══ MATERIAL FOR THE TASK

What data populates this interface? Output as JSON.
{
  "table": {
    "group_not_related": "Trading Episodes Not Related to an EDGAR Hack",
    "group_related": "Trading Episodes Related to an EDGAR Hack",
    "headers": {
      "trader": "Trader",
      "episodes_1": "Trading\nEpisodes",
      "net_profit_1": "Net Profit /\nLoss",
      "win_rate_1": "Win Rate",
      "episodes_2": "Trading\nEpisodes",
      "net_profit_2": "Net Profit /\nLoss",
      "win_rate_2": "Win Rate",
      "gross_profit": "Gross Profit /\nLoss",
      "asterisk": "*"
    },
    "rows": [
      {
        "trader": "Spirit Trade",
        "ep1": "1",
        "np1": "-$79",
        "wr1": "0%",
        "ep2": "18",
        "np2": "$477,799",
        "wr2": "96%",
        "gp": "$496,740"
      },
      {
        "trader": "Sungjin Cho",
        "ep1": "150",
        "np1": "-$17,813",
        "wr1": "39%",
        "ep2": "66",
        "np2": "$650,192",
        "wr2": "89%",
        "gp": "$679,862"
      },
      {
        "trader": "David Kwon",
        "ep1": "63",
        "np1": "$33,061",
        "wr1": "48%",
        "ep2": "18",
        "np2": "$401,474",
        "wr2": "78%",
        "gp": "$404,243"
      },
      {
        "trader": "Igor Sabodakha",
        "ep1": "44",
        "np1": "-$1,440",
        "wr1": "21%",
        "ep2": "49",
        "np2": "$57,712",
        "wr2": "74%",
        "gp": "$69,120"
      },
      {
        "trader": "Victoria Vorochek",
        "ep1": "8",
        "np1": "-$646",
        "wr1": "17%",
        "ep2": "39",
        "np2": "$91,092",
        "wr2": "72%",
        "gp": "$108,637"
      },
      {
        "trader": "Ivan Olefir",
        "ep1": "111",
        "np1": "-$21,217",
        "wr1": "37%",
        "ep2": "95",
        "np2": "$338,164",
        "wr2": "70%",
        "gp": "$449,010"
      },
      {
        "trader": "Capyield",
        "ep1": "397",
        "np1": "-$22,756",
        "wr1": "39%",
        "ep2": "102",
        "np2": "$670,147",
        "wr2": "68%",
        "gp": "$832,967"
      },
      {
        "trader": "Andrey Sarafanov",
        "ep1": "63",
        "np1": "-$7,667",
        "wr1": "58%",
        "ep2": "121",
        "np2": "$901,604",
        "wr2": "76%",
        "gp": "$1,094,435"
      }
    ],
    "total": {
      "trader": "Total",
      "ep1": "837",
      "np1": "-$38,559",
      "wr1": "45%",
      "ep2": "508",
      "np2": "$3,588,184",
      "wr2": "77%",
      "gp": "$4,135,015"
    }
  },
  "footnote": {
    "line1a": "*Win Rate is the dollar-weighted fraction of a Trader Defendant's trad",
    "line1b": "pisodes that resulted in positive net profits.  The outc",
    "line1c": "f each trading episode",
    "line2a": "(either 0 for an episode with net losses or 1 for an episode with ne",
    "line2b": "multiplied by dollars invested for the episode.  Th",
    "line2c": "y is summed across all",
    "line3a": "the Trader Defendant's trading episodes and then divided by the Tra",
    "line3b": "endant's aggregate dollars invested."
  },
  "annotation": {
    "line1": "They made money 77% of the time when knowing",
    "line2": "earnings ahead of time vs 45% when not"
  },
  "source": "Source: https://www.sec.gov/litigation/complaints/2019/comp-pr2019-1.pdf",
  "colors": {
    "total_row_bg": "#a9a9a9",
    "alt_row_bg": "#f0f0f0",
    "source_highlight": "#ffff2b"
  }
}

════

INSTRUCTION:
The records above should be restated word for word, please.

RESULT OF THE TASK:
What data populates this interface? Output as JSON.
{
  "table": {
    "group_not_related": "Trading Episodes Not Related to an EDGAR Hack",
    "group_related": "Trading Episodes Related to an EDGAR Hack",
    "headers": {
      "trader": "Trader",
      "episodes_1": "Trading\nEpisodes",
      "net_profit_1": "Net Profit /\nLoss",
      "win_rate_1": "Win Rate",
      "episodes_2": "Trading\nEpisodes",
      "net_profit_2": "Net Profit /\nLoss",
      "win_rate_2": "Win Rate",
      "gross_profit": "Gross Profit /\nLoss",
      "asterisk": "*"
    },
    "rows": [
      {
        "trader": "Spirit Trade",
        "ep1": "1",
        "np1": "-$79",
        "wr1": "0%",
        "ep2": "18",
        "np2": "$477,799",
        "wr2": "96%",
        "gp": "$496,740"
      },
      {
        "trader": "Sungjin Cho",
        "ep1": "150",
        "np1": "-$17,813",
        "wr1": "39%",
        "ep2": "66",
        "np2": "$650,192",
        "wr2": "89%",
        "gp": "$679,862"
      },
      {
        "trader": "David Kwon",
        "ep1": "63",
        "np1": "$33,061",
        "wr1": "48%",
        "ep2": "18",
        "np2": "$401,474",
        "wr2": "78%",
        "gp": "$404,243"
      },
      {
        "trader": "Igor Sabodakha",
        "ep1": "44",
        "np1": "-$1,440",
        "wr1": "21%",
        "ep2": "49",
        "np2": "$57,712",
        "wr2": "74%",
        "gp": "$69,120"
      },
      {
        "trader": "Victoria Vorochek",
        "ep1": "8",
        "np1": "-$646",
        "wr1": "17%",
        "ep2": "39",
        "np2": "$91,092",
        "wr2": "72%",
        "gp": "$108,637"
      },
      {
        "trader": "Ivan Olefir",
        "ep1": "111",
        "np1": "-$21,217",
        "wr1": "37%",
        "ep2": "95",
        "np2": "$338,164",
        "wr2": "70%",
        "gp": "$449,010"
      },
      {
        "trader": "Capyield",
        "ep1": "397",
        "np1": "-$22,756",
        "wr1": "39%",
        "ep2": "102",
        "np2": "$670,147",
        "wr2": "68%",
        "gp": "$832,967"
      },
      {
        "trader": "Andrey Sarafanov",
        "ep1": "63",
        "np1": "-$7,667",
        "wr1": "58%",
        "ep2": "121",
        "np2": "$901,604",
        "wr2": "76%",
        "gp": "$1,094,435"
      }
    ],
    "total": {
      "trader": "Total",
      "ep1": "837",
      "np1": "-$38,559",
      "wr1": "45%",
      "ep2": "508",
      "np2": "$3,588,184",
      "wr2": "77%",
      "gp": "$4,135,015"
    }
  },
  "footnote": {
    "line1a": "*Win Rate is the dollar-weighted fraction of a Trader Defendant's trad",
    "line1b": "pisodes that resulted in positive net profits.  The outc",
    "line1c": "f each trading episode",
    "line2a": "(either 0 for an episode with net losses or 1 for an episode with ne",
    "line2b": "multiplied by dollars invested for the episode.  Th",
    "line2c": "y is summed across all",
    "line3a": "the Trader Defendant's trading episodes and then divided by the Tra",
    "line3b": "endant's aggregate dollars invested."
  },
  "annotation": {
    "line1": "They made money 77% of the time when knowing",
    "line2": "earnings ahead of time vs 45% when not"
  },
  "source": "Source: https://www.sec.gov/litigation/complaints/2019/comp-pr2019-1.pdf",
  "colors": {
    "total_row_bg": "#a9a9a9",
    "alt_row_bg": "#f0f0f0",
    "source_highlight": "#ffff2b"
  }
}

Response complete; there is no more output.